THE REQUEST: Repeat each entry as written and leave the images out of the copy.

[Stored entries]

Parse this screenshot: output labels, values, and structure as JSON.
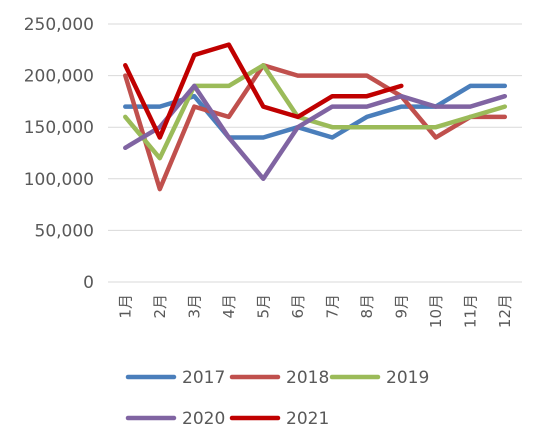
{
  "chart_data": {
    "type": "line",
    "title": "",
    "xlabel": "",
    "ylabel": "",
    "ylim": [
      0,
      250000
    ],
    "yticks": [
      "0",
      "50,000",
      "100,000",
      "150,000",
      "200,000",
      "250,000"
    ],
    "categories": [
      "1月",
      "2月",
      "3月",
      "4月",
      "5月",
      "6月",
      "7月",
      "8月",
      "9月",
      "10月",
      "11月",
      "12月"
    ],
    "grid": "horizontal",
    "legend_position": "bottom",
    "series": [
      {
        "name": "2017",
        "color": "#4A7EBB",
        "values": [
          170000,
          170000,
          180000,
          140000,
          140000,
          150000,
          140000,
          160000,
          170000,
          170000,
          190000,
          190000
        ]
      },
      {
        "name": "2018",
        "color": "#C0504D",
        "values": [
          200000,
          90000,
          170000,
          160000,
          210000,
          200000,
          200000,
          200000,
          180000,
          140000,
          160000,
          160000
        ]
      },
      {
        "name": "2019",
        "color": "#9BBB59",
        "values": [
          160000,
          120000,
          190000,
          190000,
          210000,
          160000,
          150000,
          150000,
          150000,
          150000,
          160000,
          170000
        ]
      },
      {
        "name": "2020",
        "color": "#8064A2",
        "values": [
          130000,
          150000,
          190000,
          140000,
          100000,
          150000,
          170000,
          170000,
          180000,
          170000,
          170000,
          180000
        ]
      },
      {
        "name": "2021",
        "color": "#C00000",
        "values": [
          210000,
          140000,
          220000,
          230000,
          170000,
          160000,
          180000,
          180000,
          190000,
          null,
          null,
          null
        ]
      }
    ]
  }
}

EXERCISE OUTPUT:
Parse this screenshot: output labels, values, and structure as JSON.
{
  "chart_data": {
    "type": "line",
    "title": "",
    "xlabel": "",
    "ylabel": "",
    "ylim": [
      0,
      250000
    ],
    "yticks": [
      "0",
      "50,000",
      "100,000",
      "150,000",
      "200,000",
      "250,000"
    ],
    "categories": [
      "1月",
      "2月",
      "3月",
      "4月",
      "5月",
      "6月",
      "7月",
      "8月",
      "9月",
      "10月",
      "11月",
      "12月"
    ],
    "grid": "horizontal",
    "legend_position": "bottom",
    "series": [
      {
        "name": "2017",
        "color": "#4A7EBB",
        "values": [
          170000,
          170000,
          180000,
          140000,
          140000,
          150000,
          140000,
          160000,
          170000,
          170000,
          190000,
          190000
        ]
      },
      {
        "name": "2018",
        "color": "#C0504D",
        "values": [
          200000,
          90000,
          170000,
          160000,
          210000,
          200000,
          200000,
          200000,
          180000,
          140000,
          160000,
          160000
        ]
      },
      {
        "name": "2019",
        "color": "#9BBB59",
        "values": [
          160000,
          120000,
          190000,
          190000,
          210000,
          160000,
          150000,
          150000,
          150000,
          150000,
          160000,
          170000
        ]
      },
      {
        "name": "2020",
        "color": "#8064A2",
        "values": [
          130000,
          150000,
          190000,
          140000,
          100000,
          150000,
          170000,
          170000,
          180000,
          170000,
          170000,
          180000
        ]
      },
      {
        "name": "2021",
        "color": "#C00000",
        "values": [
          210000,
          140000,
          220000,
          230000,
          170000,
          160000,
          180000,
          180000,
          190000,
          null,
          null,
          null
        ]
      }
    ]
  }
}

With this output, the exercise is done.